Items from a figure collection

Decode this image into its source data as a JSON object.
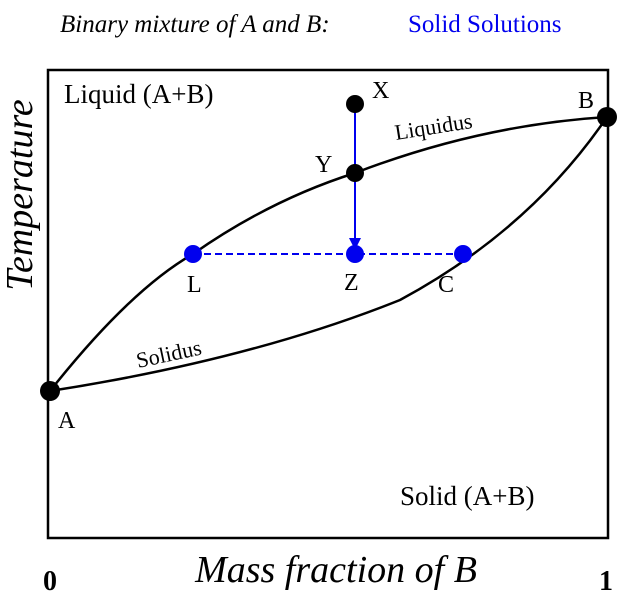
{
  "title": {
    "prefix": "Binary mixture of A and B:",
    "highlight": "Solid Solutions"
  },
  "regions": {
    "liquid": "Liquid (A+B)",
    "solid": "Solid (A+B)"
  },
  "curves": {
    "liquidus": "Liquidus",
    "solidus": "Solidus"
  },
  "points": {
    "x": "X",
    "y": "Y",
    "z": "Z",
    "l": "L",
    "c": "C",
    "a": "A",
    "b": "B"
  },
  "axes": {
    "y_label": "Temperature",
    "x_label": "Mass fraction of B",
    "x_min": "0",
    "x_max": "1"
  }
}
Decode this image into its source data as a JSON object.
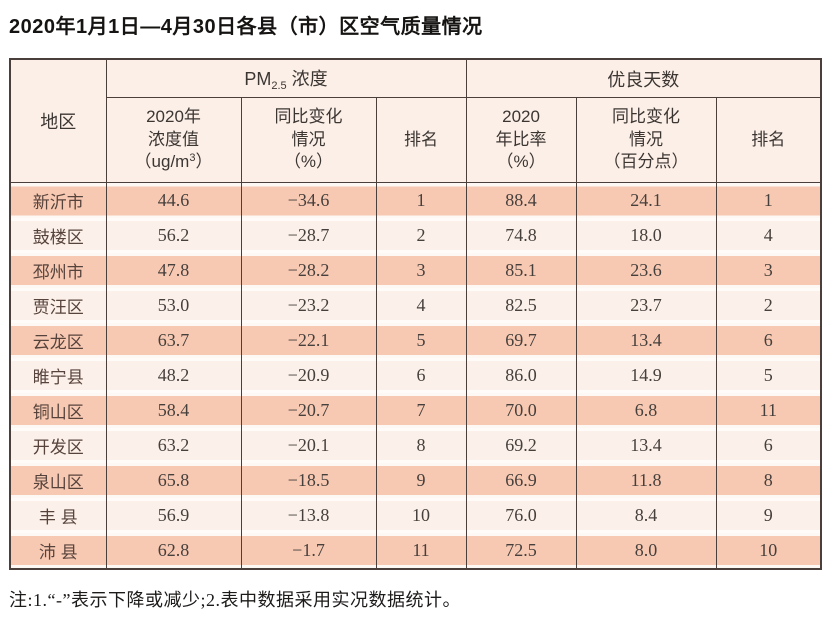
{
  "page": {
    "title": "2020年1月1日—4月30日各县（市）区空气质量情况",
    "note": "注:1.“-”表示下降或减少;2.表中数据采用实况数据统计。"
  },
  "table": {
    "header": {
      "region": "地区",
      "pm25": {
        "prefix": "PM",
        "sub": "2.5",
        "suffix": " 浓度"
      },
      "good_days": "优良天数",
      "pm_value": {
        "l1": "2020年",
        "l2": "浓度值",
        "l3_pre": "（ug/m",
        "l3_sup": "3",
        "l3_post": "）"
      },
      "pm_change": {
        "l1": "同比变化",
        "l2": "情况",
        "l3": "（%）"
      },
      "pm_rank": "排名",
      "gd_ratio": {
        "l1": "2020",
        "l2": "年比率",
        "l3": "（%）"
      },
      "gd_change": {
        "l1": "同比变化",
        "l2": "情况",
        "l3": "（百分点）"
      },
      "gd_rank": "排名"
    }
  },
  "chart_data": {
    "type": "table",
    "title": "2020年1月1日—4月30日各县（市）区空气质量情况",
    "column_groups": [
      "地区",
      "PM2.5浓度",
      "优良天数"
    ],
    "columns": [
      "地区",
      "2020年浓度值（ug/m3）",
      "同比变化情况（%）",
      "排名",
      "2020年比率（%）",
      "同比变化情况（百分点）",
      "排名"
    ],
    "rows": [
      [
        "新沂市",
        "44.6",
        "−34.6",
        "1",
        "88.4",
        "24.1",
        "1"
      ],
      [
        "鼓楼区",
        "56.2",
        "−28.7",
        "2",
        "74.8",
        "18.0",
        "4"
      ],
      [
        "邳州市",
        "47.8",
        "−28.2",
        "3",
        "85.1",
        "23.6",
        "3"
      ],
      [
        "贾汪区",
        "53.0",
        "−23.2",
        "4",
        "82.5",
        "23.7",
        "2"
      ],
      [
        "云龙区",
        "63.7",
        "−22.1",
        "5",
        "69.7",
        "13.4",
        "6"
      ],
      [
        "睢宁县",
        "48.2",
        "−20.9",
        "6",
        "86.0",
        "14.9",
        "5"
      ],
      [
        "铜山区",
        "58.4",
        "−20.7",
        "7",
        "70.0",
        "6.8",
        "11"
      ],
      [
        "开发区",
        "63.2",
        "−20.1",
        "8",
        "69.2",
        "13.4",
        "6"
      ],
      [
        "泉山区",
        "65.8",
        "−18.5",
        "9",
        "66.9",
        "11.8",
        "8"
      ],
      [
        "丰 县",
        "56.9",
        "−13.8",
        "10",
        "76.0",
        "8.4",
        "9"
      ],
      [
        "沛 县",
        "62.8",
        "−1.7",
        "11",
        "72.5",
        "8.0",
        "10"
      ]
    ],
    "note": "注:1.“-”表示下降或减少;2.表中数据采用实况数据统计。",
    "colors": {
      "row_salmon": "#f8c9b2",
      "row_pale": "#fcf1ea",
      "header_bg": "#fcefe7",
      "grid_border": "#4a3f3b",
      "text": "#46403d"
    }
  }
}
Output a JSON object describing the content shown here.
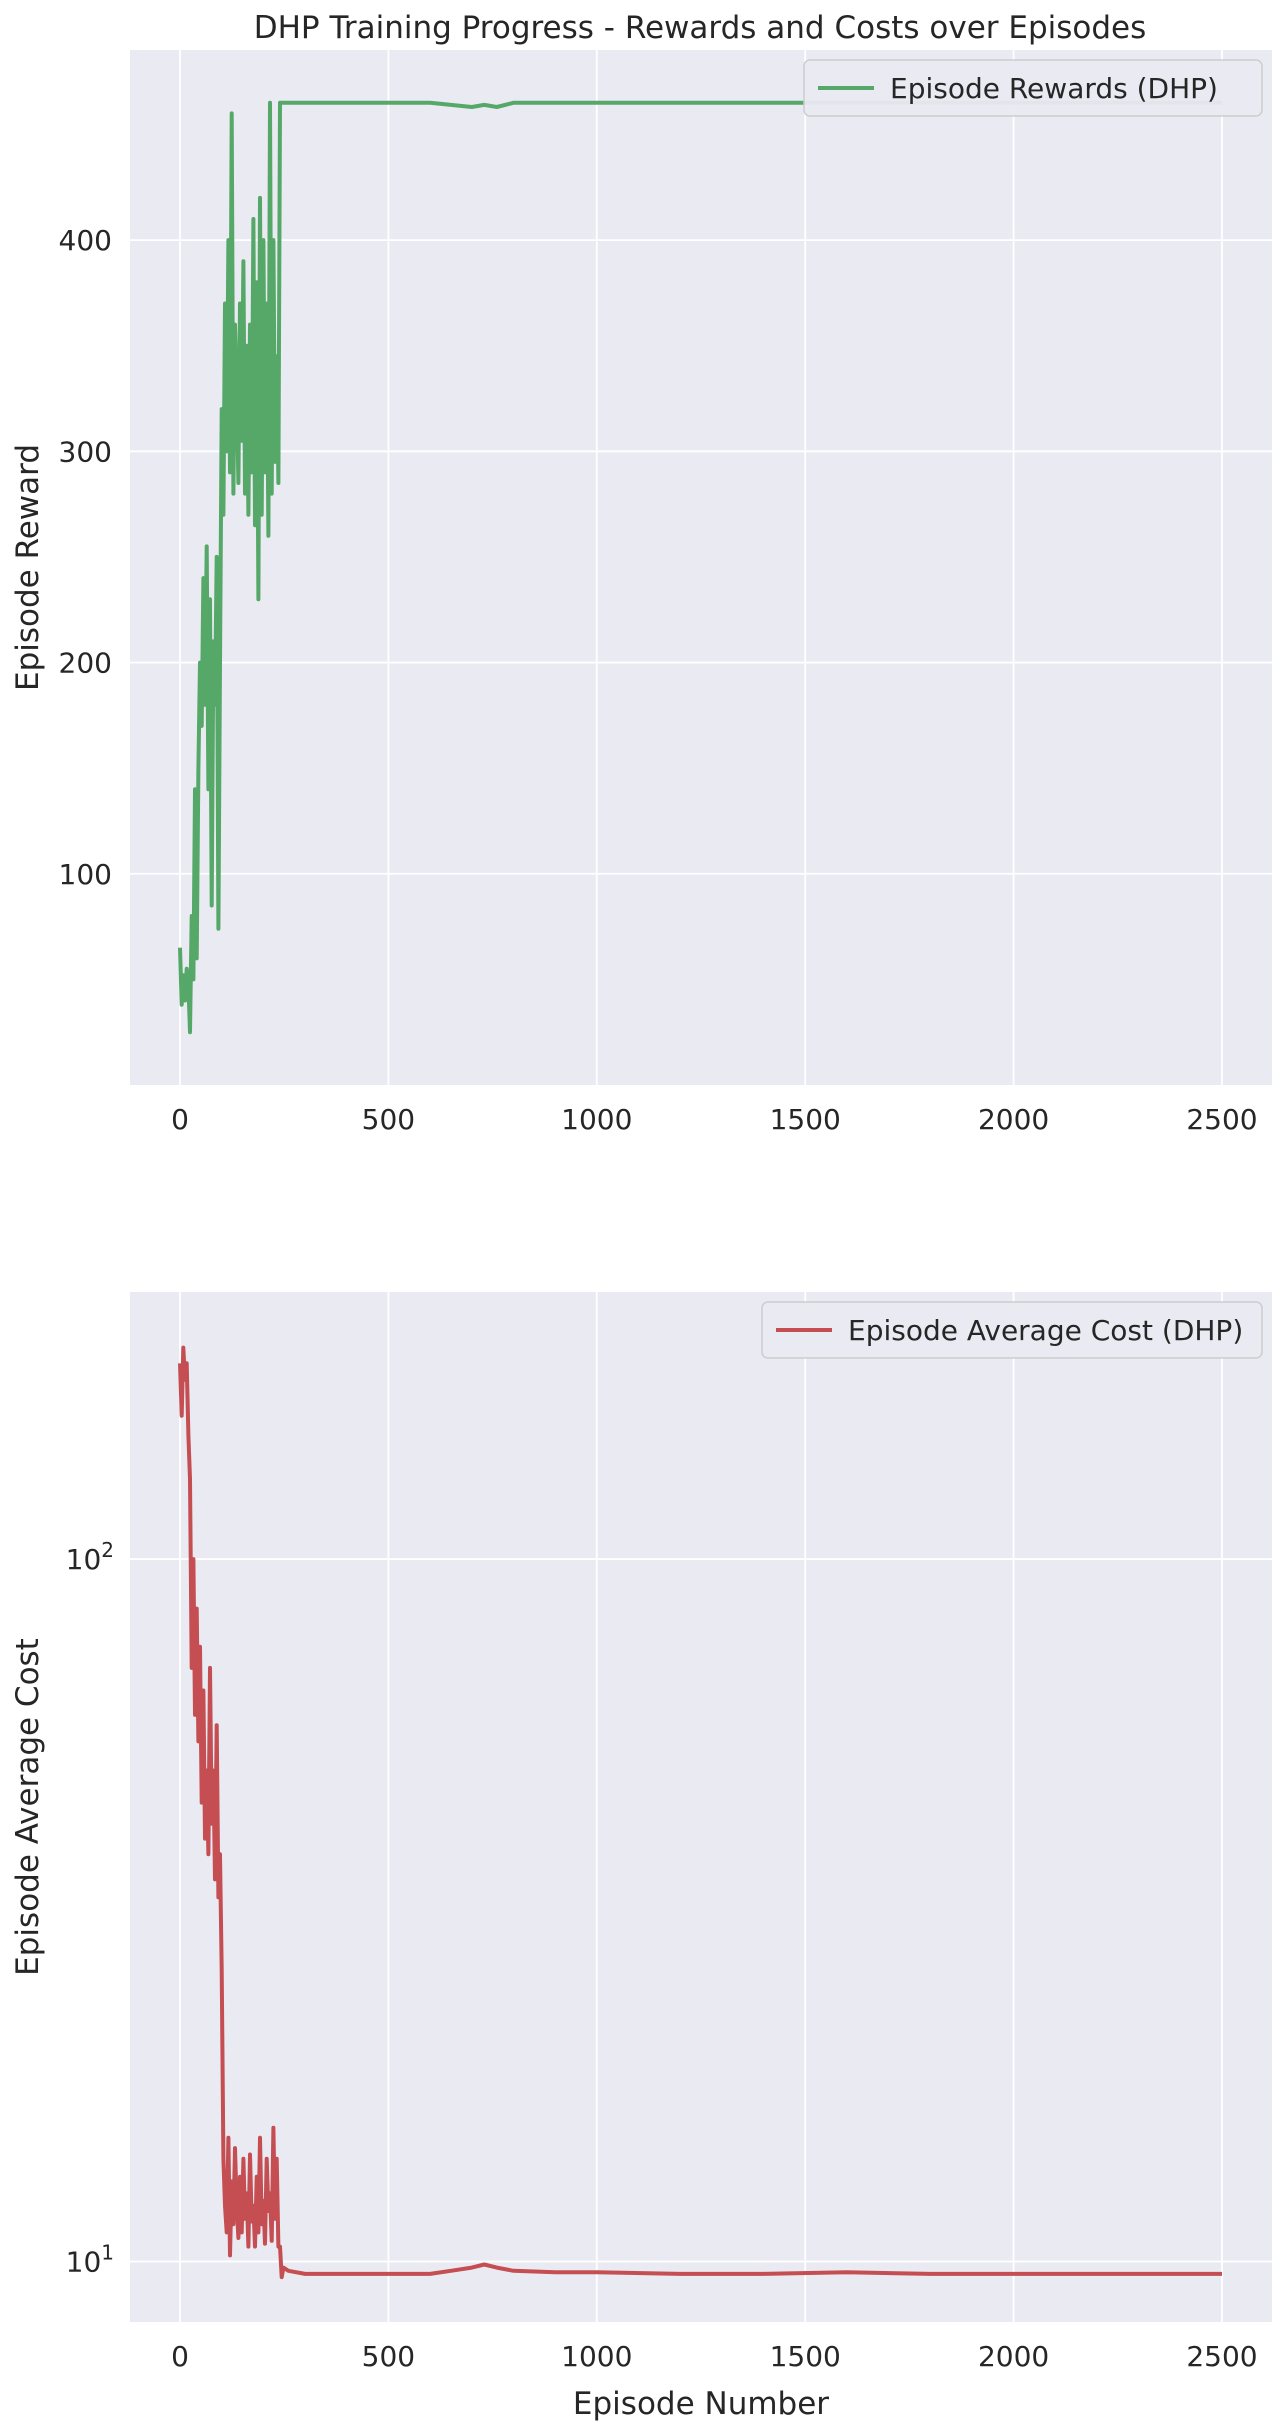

▸ **WHAT YOU NEED TO DO**
Your copy should match the entries exactly, minus the pictures.

▸ **RESPONSE TO THIS TASK**
Decode this image into its source data as a JSON object.
{
  "title": {
    "prefix": "Binary mixture of A and B:",
    "highlight": "Solid Solutions"
  },
  "regions": {
    "liquid": "Liquid (A+B)",
    "solid": "Solid (A+B)"
  },
  "curves": {
    "liquidus": "Liquidus",
    "solidus": "Solidus"
  },
  "points": {
    "x": "X",
    "y": "Y",
    "z": "Z",
    "l": "L",
    "c": "C",
    "a": "A",
    "b": "B"
  },
  "axes": {
    "y_label": "Temperature",
    "x_label": "Mass fraction of B",
    "x_min": "0",
    "x_max": "1"
  }
}
Decode this image into its source data as a JSON object.
{
  "page": {
    "title": "2020年1月1日—4月30日各县（市）区空气质量情况",
    "note": "注:1.“-”表示下降或减少;2.表中数据采用实况数据统计。"
  },
  "table": {
    "header": {
      "region": "地区",
      "pm25": {
        "prefix": "PM",
        "sub": "2.5",
        "suffix": " 浓度"
      },
      "good_days": "优良天数",
      "pm_value": {
        "l1": "2020年",
        "l2": "浓度值",
        "l3_pre": "（ug/m",
        "l3_sup": "3",
        "l3_post": "）"
      },
      "pm_change": {
        "l1": "同比变化",
        "l2": "情况",
        "l3": "（%）"
      },
      "pm_rank": "排名",
      "gd_ratio": {
        "l1": "2020",
        "l2": "年比率",
        "l3": "（%）"
      },
      "gd_change": {
        "l1": "同比变化",
        "l2": "情况",
        "l3": "（百分点）"
      },
      "gd_rank": "排名"
    }
  },
  "chart_data": {
    "type": "table",
    "title": "2020年1月1日—4月30日各县（市）区空气质量情况",
    "column_groups": [
      "地区",
      "PM2.5浓度",
      "优良天数"
    ],
    "columns": [
      "地区",
      "2020年浓度值（ug/m3）",
      "同比变化情况（%）",
      "排名",
      "2020年比率（%）",
      "同比变化情况（百分点）",
      "排名"
    ],
    "rows": [
      [
        "新沂市",
        "44.6",
        "−34.6",
        "1",
        "88.4",
        "24.1",
        "1"
      ],
      [
        "鼓楼区",
        "56.2",
        "−28.7",
        "2",
        "74.8",
        "18.0",
        "4"
      ],
      [
        "邳州市",
        "47.8",
        "−28.2",
        "3",
        "85.1",
        "23.6",
        "3"
      ],
      [
        "贾汪区",
        "53.0",
        "−23.2",
        "4",
        "82.5",
        "23.7",
        "2"
      ],
      [
        "云龙区",
        "63.7",
        "−22.1",
        "5",
        "69.7",
        "13.4",
        "6"
      ],
      [
        "睢宁县",
        "48.2",
        "−20.9",
        "6",
        "86.0",
        "14.9",
        "5"
      ],
      [
        "铜山区",
        "58.4",
        "−20.7",
        "7",
        "70.0",
        "6.8",
        "11"
      ],
      [
        "开发区",
        "63.2",
        "−20.1",
        "8",
        "69.2",
        "13.4",
        "6"
      ],
      [
        "泉山区",
        "65.8",
        "−18.5",
        "9",
        "66.9",
        "11.8",
        "8"
      ],
      [
        "丰 县",
        "56.9",
        "−13.8",
        "10",
        "76.0",
        "8.4",
        "9"
      ],
      [
        "沛 县",
        "62.8",
        "−1.7",
        "11",
        "72.5",
        "8.0",
        "10"
      ]
    ],
    "note": "注:1.“-”表示下降或减少;2.表中数据采用实况数据统计。",
    "colors": {
      "row_salmon": "#f8c9b2",
      "row_pale": "#fcf1ea",
      "header_bg": "#fcefe7",
      "grid_border": "#4a3f3b",
      "text": "#46403d"
    }
  }
}
Output a JSON object describing the content shown here.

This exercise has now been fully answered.